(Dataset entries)
* * *

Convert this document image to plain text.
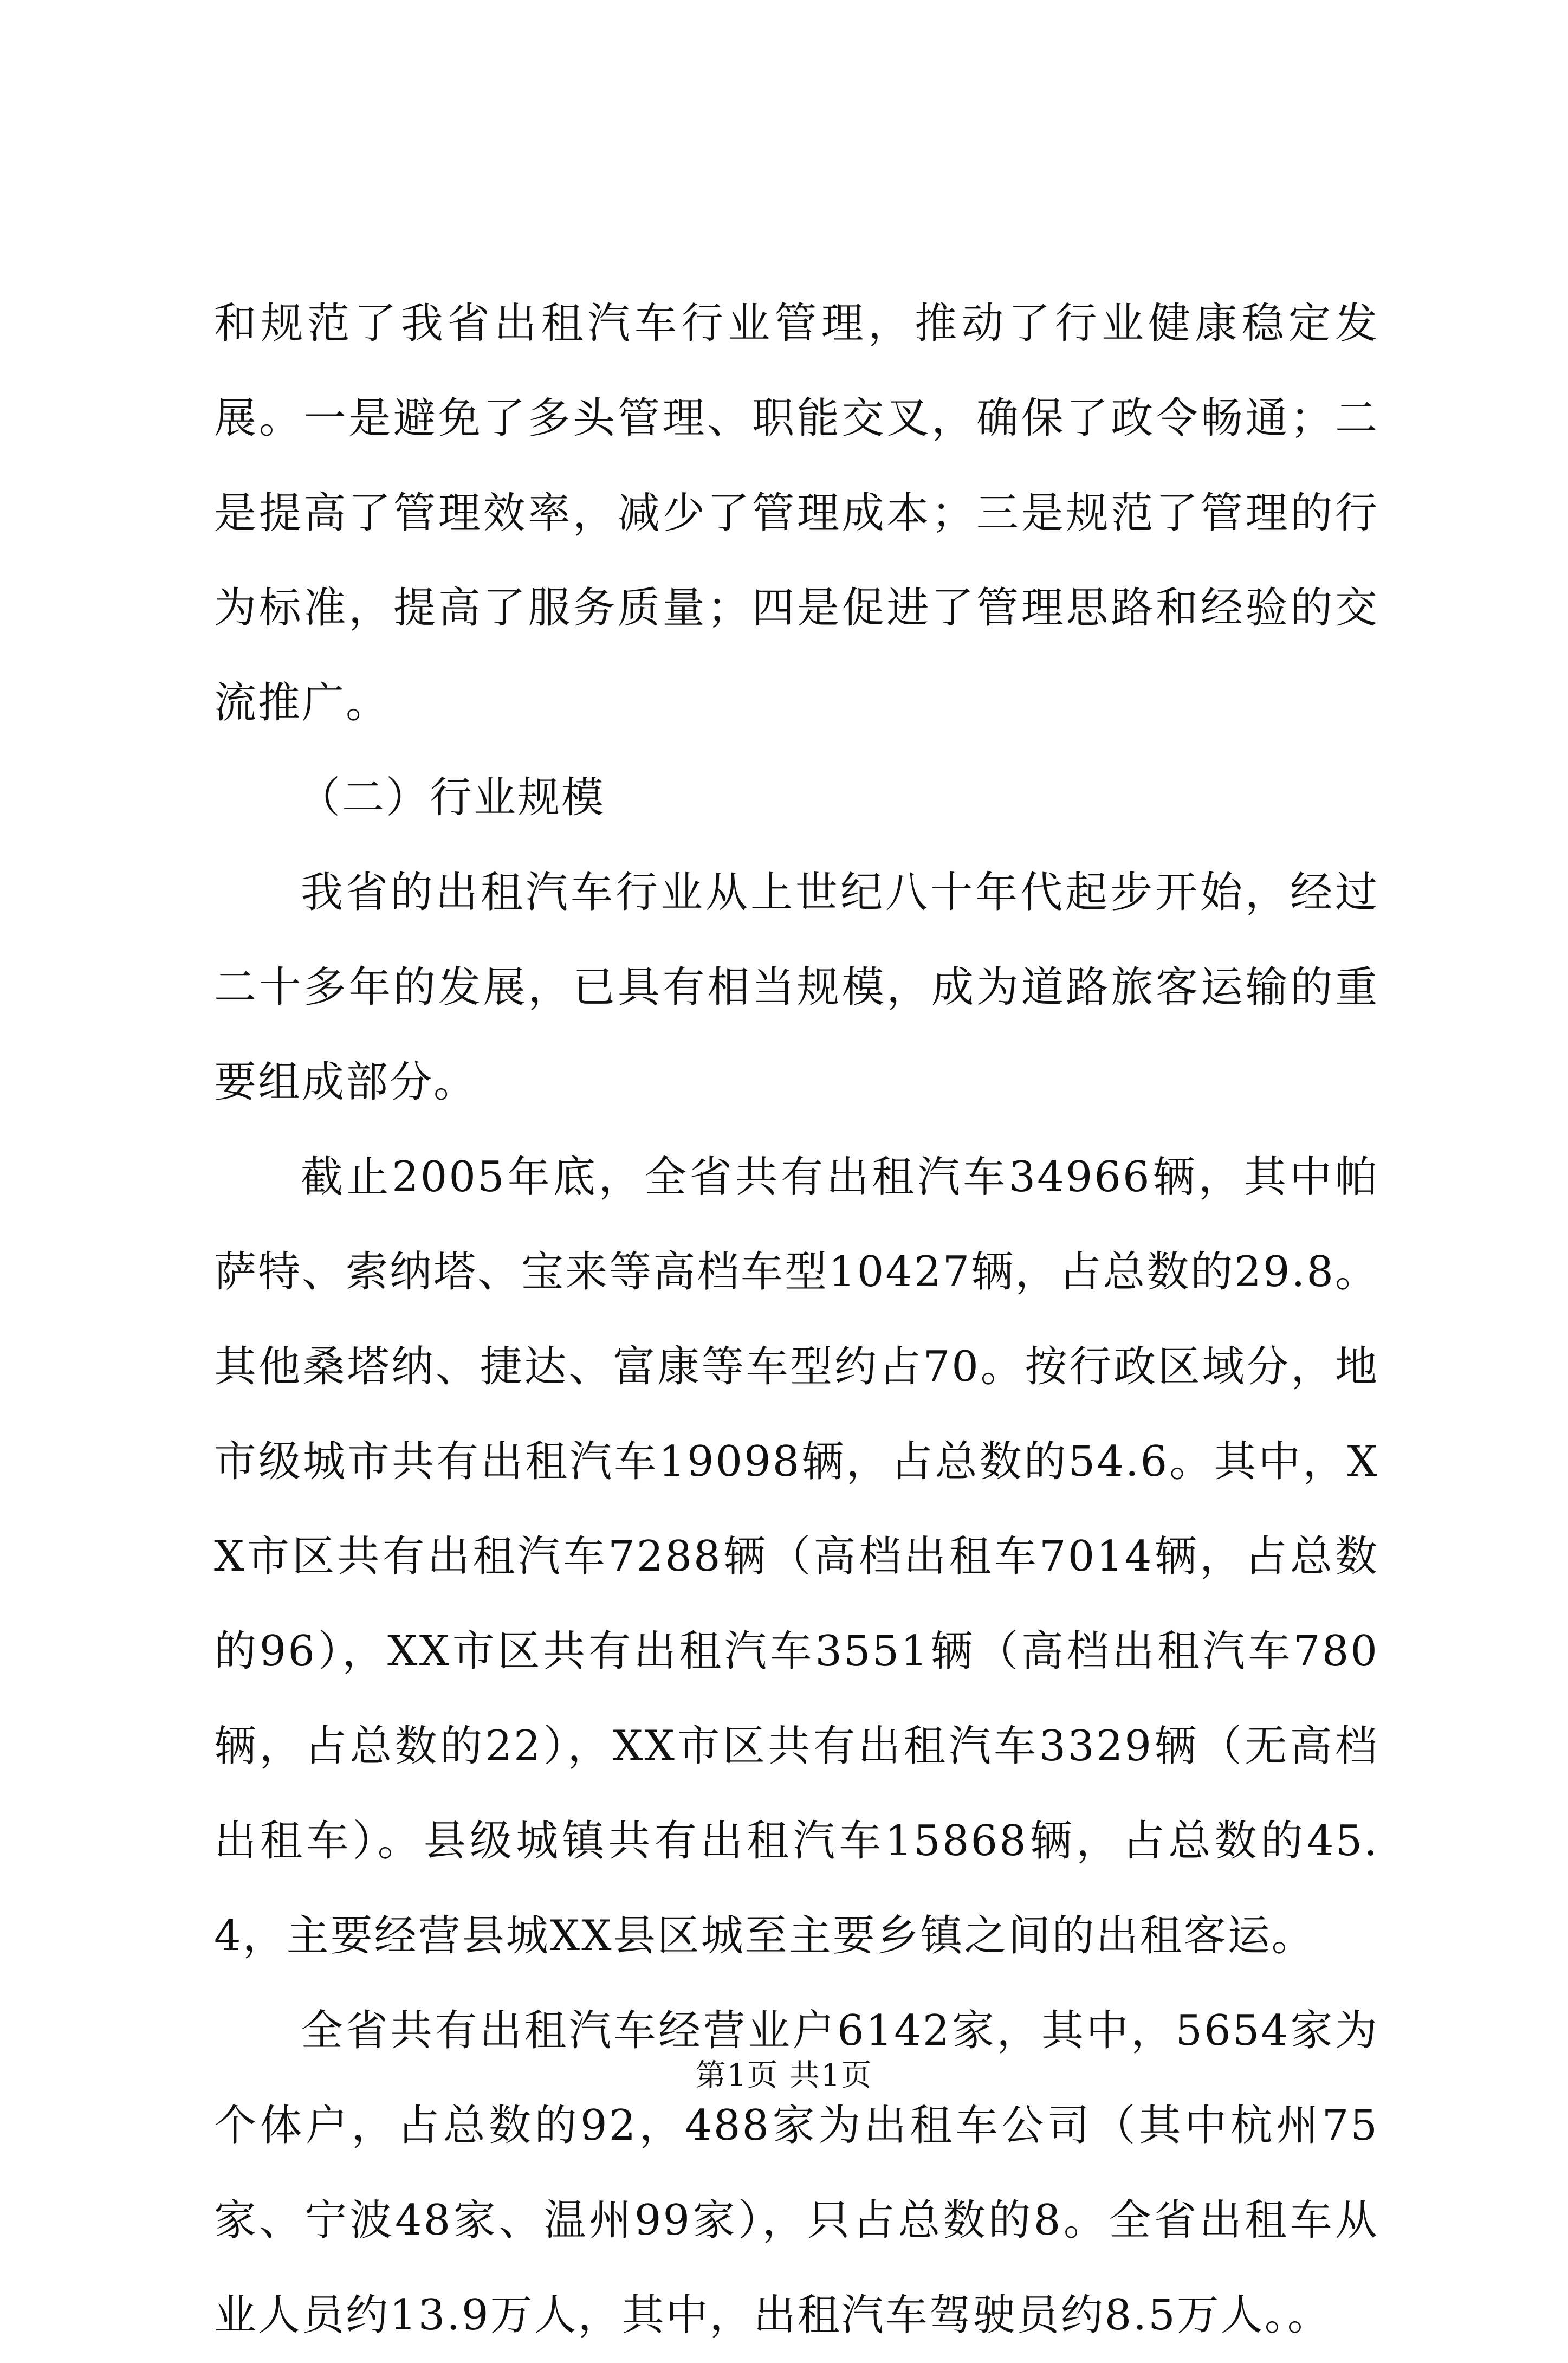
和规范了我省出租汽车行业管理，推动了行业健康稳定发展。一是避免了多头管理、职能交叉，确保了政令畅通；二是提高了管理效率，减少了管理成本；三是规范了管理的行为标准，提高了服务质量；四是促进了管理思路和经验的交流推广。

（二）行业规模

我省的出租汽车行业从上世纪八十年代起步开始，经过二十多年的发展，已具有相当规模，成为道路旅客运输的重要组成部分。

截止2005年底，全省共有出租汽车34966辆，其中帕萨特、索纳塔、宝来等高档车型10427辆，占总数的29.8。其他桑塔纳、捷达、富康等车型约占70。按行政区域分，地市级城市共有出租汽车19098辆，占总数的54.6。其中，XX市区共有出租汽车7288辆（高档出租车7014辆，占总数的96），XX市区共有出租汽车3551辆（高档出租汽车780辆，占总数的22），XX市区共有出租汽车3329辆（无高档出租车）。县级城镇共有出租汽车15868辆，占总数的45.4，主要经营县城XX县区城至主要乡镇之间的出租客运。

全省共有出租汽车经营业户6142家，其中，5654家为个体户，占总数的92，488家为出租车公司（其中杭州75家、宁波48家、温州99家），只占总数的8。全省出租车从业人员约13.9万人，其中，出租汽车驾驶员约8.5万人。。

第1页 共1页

* * *

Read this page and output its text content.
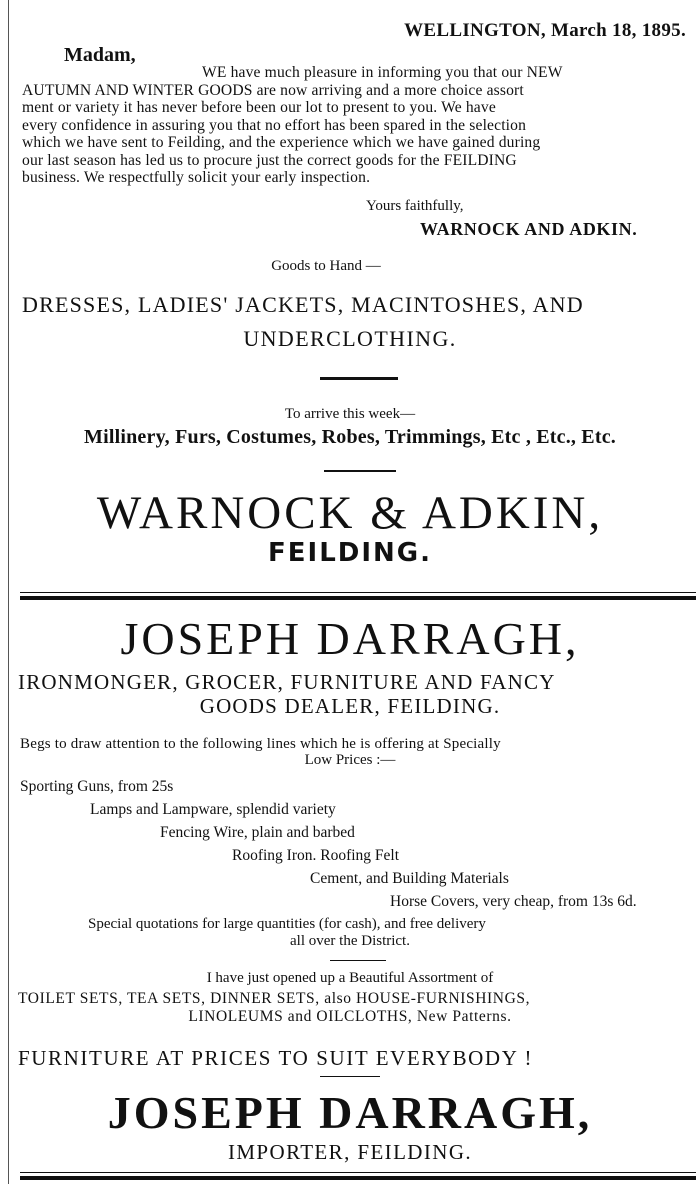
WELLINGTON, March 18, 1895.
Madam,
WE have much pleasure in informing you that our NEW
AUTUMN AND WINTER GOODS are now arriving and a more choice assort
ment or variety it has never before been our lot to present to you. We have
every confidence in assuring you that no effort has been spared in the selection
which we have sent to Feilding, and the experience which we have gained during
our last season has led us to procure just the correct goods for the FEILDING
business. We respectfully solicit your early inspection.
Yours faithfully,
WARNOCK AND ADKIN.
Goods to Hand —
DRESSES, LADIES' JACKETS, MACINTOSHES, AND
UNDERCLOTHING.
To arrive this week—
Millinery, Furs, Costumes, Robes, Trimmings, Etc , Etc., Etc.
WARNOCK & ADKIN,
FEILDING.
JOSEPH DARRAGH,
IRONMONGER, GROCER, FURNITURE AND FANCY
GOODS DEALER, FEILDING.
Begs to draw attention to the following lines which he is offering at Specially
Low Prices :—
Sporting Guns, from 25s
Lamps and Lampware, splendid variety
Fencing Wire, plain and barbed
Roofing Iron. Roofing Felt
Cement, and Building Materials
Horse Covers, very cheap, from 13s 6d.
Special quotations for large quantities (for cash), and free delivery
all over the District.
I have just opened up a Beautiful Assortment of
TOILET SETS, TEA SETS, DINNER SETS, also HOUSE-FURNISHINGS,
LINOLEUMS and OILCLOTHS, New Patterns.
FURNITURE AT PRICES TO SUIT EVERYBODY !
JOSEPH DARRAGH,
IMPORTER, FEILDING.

* * *

(Problem)
Read the data above and pull out each line that holds the string "this".

(Written solution)
Convert this document image to plain text.
Read this page and output its text content.
To arrive this week—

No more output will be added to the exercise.